▶ [THE TASK]: Could you transcribe every record below exactly as written, leaving out any pictures?

▶ [DATA SHOWN]:
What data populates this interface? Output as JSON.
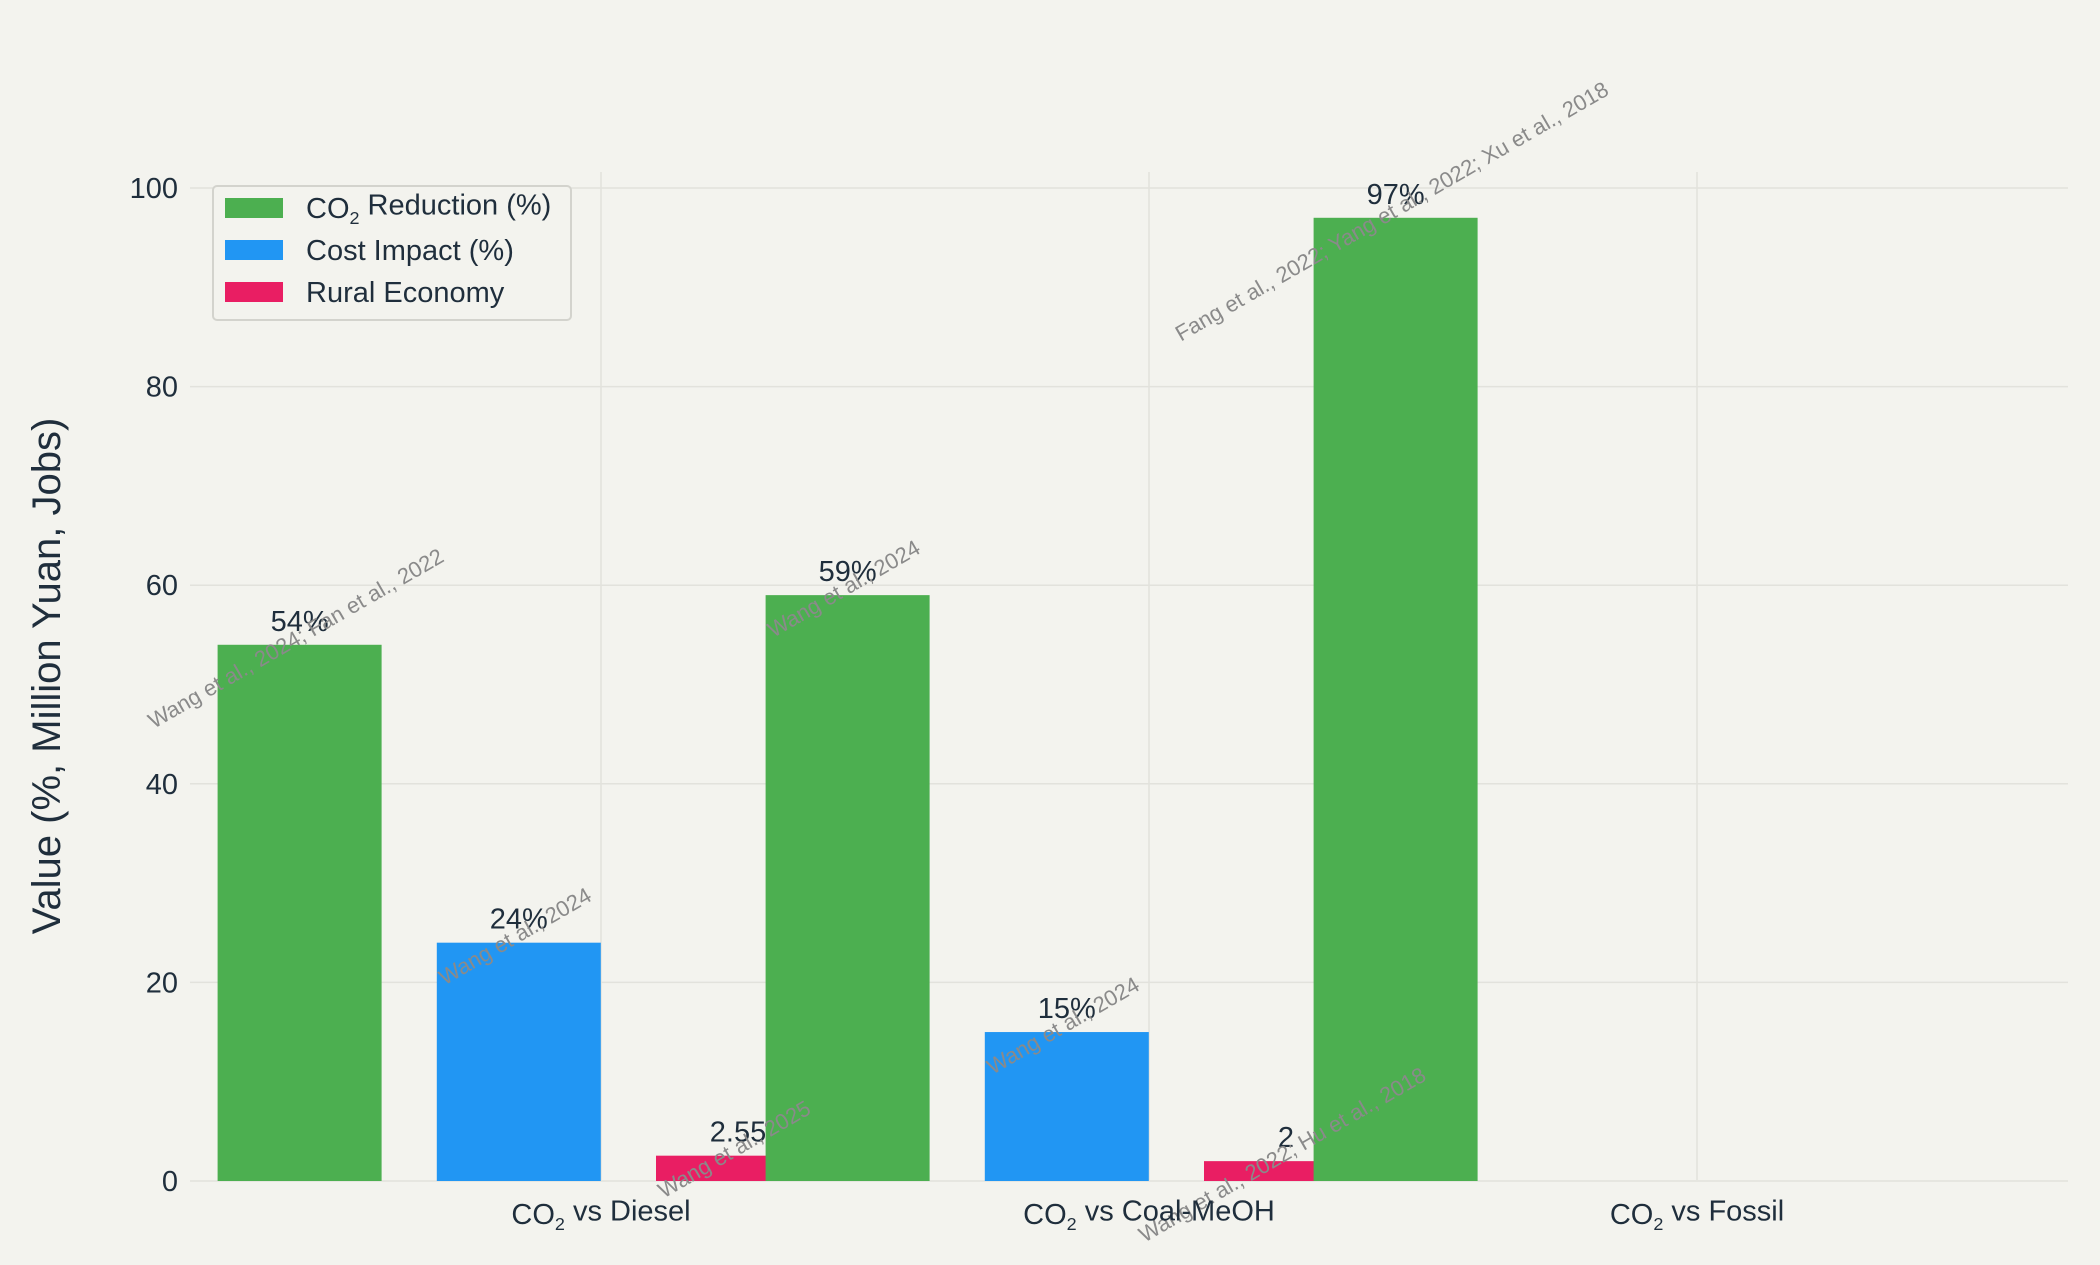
{
  "chart_data": {
    "type": "bar",
    "title": "",
    "ylabel": "Value (%, Million Yuan, Jobs)",
    "xlabel": "",
    "ylim": [
      0,
      100
    ],
    "yticks": [
      0,
      20,
      40,
      60,
      80,
      100
    ],
    "grid": true,
    "legend_position": "top-left",
    "colors": {
      "background": "#f3f3ee",
      "grid": "#e2e2dc",
      "text": "#1f2e3c",
      "annotation": "#8a8a8a"
    },
    "categories": [
      {
        "prefix": "CO",
        "sub": "2",
        "suffix": " vs Diesel"
      },
      {
        "prefix": "CO",
        "sub": "2",
        "suffix": " vs Coal-MeOH"
      },
      {
        "prefix": "CO",
        "sub": "2",
        "suffix": " vs Fossil"
      }
    ],
    "bars": [
      {
        "series": "co2",
        "x": -0.55,
        "value": 54,
        "label": "54%",
        "note": "Wang et al., 2024; Fan et al., 2022"
      },
      {
        "series": "cost",
        "x": -0.15,
        "value": 24,
        "label": "24%",
        "note": "Wang et al., 2024"
      },
      {
        "series": "rural",
        "x": 0.25,
        "value": 2.55,
        "label": "2.55",
        "note": "Wang et al., 2025"
      },
      {
        "series": "co2",
        "x": 0.45,
        "value": 59,
        "label": "59%",
        "note": "Wang et al., 2024"
      },
      {
        "series": "cost",
        "x": 0.85,
        "value": 15,
        "label": "15%",
        "note": "Wang et al., 2024"
      },
      {
        "series": "rural",
        "x": 1.25,
        "value": 2,
        "label": "2",
        "note": "Wang et al., 2022; Hu et al., 2018"
      },
      {
        "series": "co2",
        "x": 1.45,
        "value": 97,
        "label": "97%",
        "note": "Fang et al., 2022; Yang et al., 2022; Xu et al., 2018"
      }
    ],
    "series": [
      {
        "key": "co2",
        "color": "#4caf50",
        "name_prefix": "CO",
        "name_sub": "2",
        "name_suffix": " Reduction (%)"
      },
      {
        "key": "cost",
        "color": "#2196f3",
        "name_prefix": "Cost Impact (%)",
        "name_sub": "",
        "name_suffix": ""
      },
      {
        "key": "rural",
        "color": "#e91e63",
        "name_prefix": "Rural Economy",
        "name_sub": "",
        "name_suffix": ""
      }
    ]
  }
}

▶ [TASK ANSWER]:
What data populates this interface? Output as JSON.
{
  "chart_data": {
    "type": "bar",
    "title": "",
    "ylabel": "Value (%, Million Yuan, Jobs)",
    "xlabel": "",
    "ylim": [
      0,
      100
    ],
    "yticks": [
      0,
      20,
      40,
      60,
      80,
      100
    ],
    "grid": true,
    "legend_position": "top-left",
    "colors": {
      "background": "#f3f3ee",
      "grid": "#e2e2dc",
      "text": "#1f2e3c",
      "annotation": "#8a8a8a"
    },
    "categories": [
      {
        "prefix": "CO",
        "sub": "2",
        "suffix": " vs Diesel"
      },
      {
        "prefix": "CO",
        "sub": "2",
        "suffix": " vs Coal-MeOH"
      },
      {
        "prefix": "CO",
        "sub": "2",
        "suffix": " vs Fossil"
      }
    ],
    "bars": [
      {
        "series": "co2",
        "x": -0.55,
        "value": 54,
        "label": "54%",
        "note": "Wang et al., 2024; Fan et al., 2022"
      },
      {
        "series": "cost",
        "x": -0.15,
        "value": 24,
        "label": "24%",
        "note": "Wang et al., 2024"
      },
      {
        "series": "rural",
        "x": 0.25,
        "value": 2.55,
        "label": "2.55",
        "note": "Wang et al., 2025"
      },
      {
        "series": "co2",
        "x": 0.45,
        "value": 59,
        "label": "59%",
        "note": "Wang et al., 2024"
      },
      {
        "series": "cost",
        "x": 0.85,
        "value": 15,
        "label": "15%",
        "note": "Wang et al., 2024"
      },
      {
        "series": "rural",
        "x": 1.25,
        "value": 2,
        "label": "2",
        "note": "Wang et al., 2022; Hu et al., 2018"
      },
      {
        "series": "co2",
        "x": 1.45,
        "value": 97,
        "label": "97%",
        "note": "Fang et al., 2022; Yang et al., 2022; Xu et al., 2018"
      }
    ],
    "series": [
      {
        "key": "co2",
        "color": "#4caf50",
        "name_prefix": "CO",
        "name_sub": "2",
        "name_suffix": " Reduction (%)"
      },
      {
        "key": "cost",
        "color": "#2196f3",
        "name_prefix": "Cost Impact (%)",
        "name_sub": "",
        "name_suffix": ""
      },
      {
        "key": "rural",
        "color": "#e91e63",
        "name_prefix": "Rural Economy",
        "name_sub": "",
        "name_suffix": ""
      }
    ]
  }
}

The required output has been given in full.